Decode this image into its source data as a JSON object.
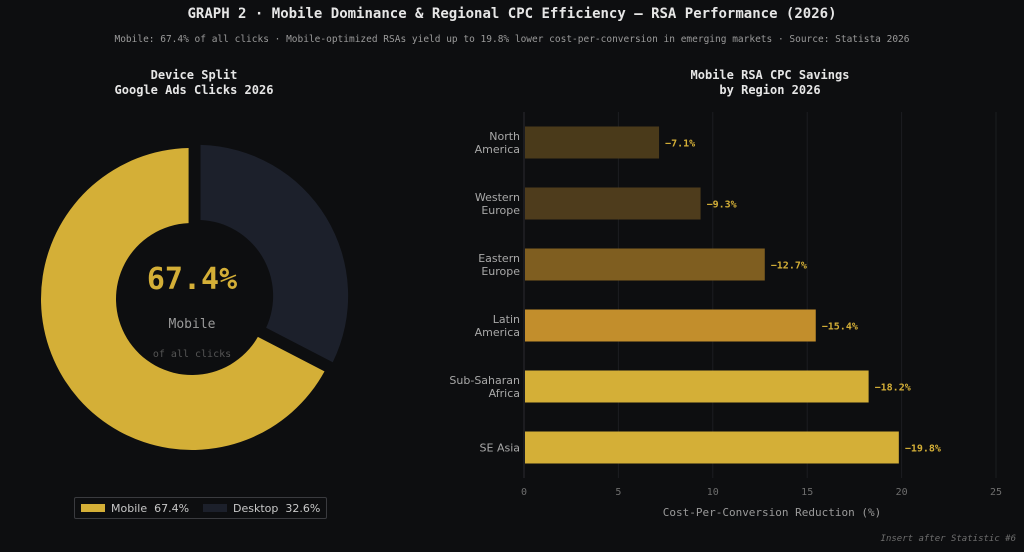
{
  "header": {
    "title": "GRAPH 2  ·  Mobile Dominance & Regional CPC Efficiency — RSA Performance (2026)",
    "subtitle": "Mobile: 67.4% of all clicks  ·  Mobile-optimized RSAs yield up to 19.8% lower cost-per-conversion in emerging markets  ·  Source: Statista 2026"
  },
  "chart_data": [
    {
      "type": "pie",
      "title": "Device Split\nGoogle Ads Clicks 2026",
      "slices": [
        {
          "label": "Mobile",
          "value": 67.4,
          "color": "#d4af37"
        },
        {
          "label": "Desktop",
          "value": 32.6,
          "color": "#1c202b"
        }
      ],
      "center_value": "67.4%",
      "center_label": "Mobile",
      "center_sublabel": "of all clicks",
      "legend": {
        "placement": "bottom-left",
        "entries": [
          "Mobile  67.4%",
          "Desktop  32.6%"
        ]
      }
    },
    {
      "type": "bar",
      "orientation": "horizontal",
      "title": "Mobile RSA CPC Savings\nby Region 2026",
      "categories": [
        "North\nAmerica",
        "Western\nEurope",
        "Eastern\nEurope",
        "Latin\nAmerica",
        "Sub-Saharan\nAfrica",
        "SE Asia"
      ],
      "values": [
        7.1,
        9.3,
        12.7,
        15.4,
        18.2,
        19.8
      ],
      "data_labels": [
        "−7.1%",
        "−9.3%",
        "−12.7%",
        "−15.4%",
        "−18.2%",
        "−19.8%"
      ],
      "colors": [
        "#4a3a1a",
        "#4e3c1c",
        "#7f5e20",
        "#c28e2c",
        "#d4af37",
        "#d4af37"
      ],
      "xlabel": "Cost-Per-Conversion Reduction (%)",
      "xlim": [
        0,
        25
      ],
      "xticks": [
        0,
        5,
        10,
        15,
        20,
        25
      ],
      "grid": true
    }
  ],
  "footnote": "Insert after Statistic #6"
}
____________
The problem –
Set the pictures aside and transcribe the data above exactly.

Response to this task –
Decode this image into its source data as a JSON object.
{
  "header": {
    "title": "GRAPH 2  ·  Mobile Dominance & Regional CPC Efficiency — RSA Performance (2026)",
    "subtitle": "Mobile: 67.4% of all clicks  ·  Mobile-optimized RSAs yield up to 19.8% lower cost-per-conversion in emerging markets  ·  Source: Statista 2026"
  },
  "chart_data": [
    {
      "type": "pie",
      "title": "Device Split\nGoogle Ads Clicks 2026",
      "slices": [
        {
          "label": "Mobile",
          "value": 67.4,
          "color": "#d4af37"
        },
        {
          "label": "Desktop",
          "value": 32.6,
          "color": "#1c202b"
        }
      ],
      "center_value": "67.4%",
      "center_label": "Mobile",
      "center_sublabel": "of all clicks",
      "legend": {
        "placement": "bottom-left",
        "entries": [
          "Mobile  67.4%",
          "Desktop  32.6%"
        ]
      }
    },
    {
      "type": "bar",
      "orientation": "horizontal",
      "title": "Mobile RSA CPC Savings\nby Region 2026",
      "categories": [
        "North\nAmerica",
        "Western\nEurope",
        "Eastern\nEurope",
        "Latin\nAmerica",
        "Sub-Saharan\nAfrica",
        "SE Asia"
      ],
      "values": [
        7.1,
        9.3,
        12.7,
        15.4,
        18.2,
        19.8
      ],
      "data_labels": [
        "−7.1%",
        "−9.3%",
        "−12.7%",
        "−15.4%",
        "−18.2%",
        "−19.8%"
      ],
      "colors": [
        "#4a3a1a",
        "#4e3c1c",
        "#7f5e20",
        "#c28e2c",
        "#d4af37",
        "#d4af37"
      ],
      "xlabel": "Cost-Per-Conversion Reduction (%)",
      "xlim": [
        0,
        25
      ],
      "xticks": [
        0,
        5,
        10,
        15,
        20,
        25
      ],
      "grid": true
    }
  ],
  "footnote": "Insert after Statistic #6"
}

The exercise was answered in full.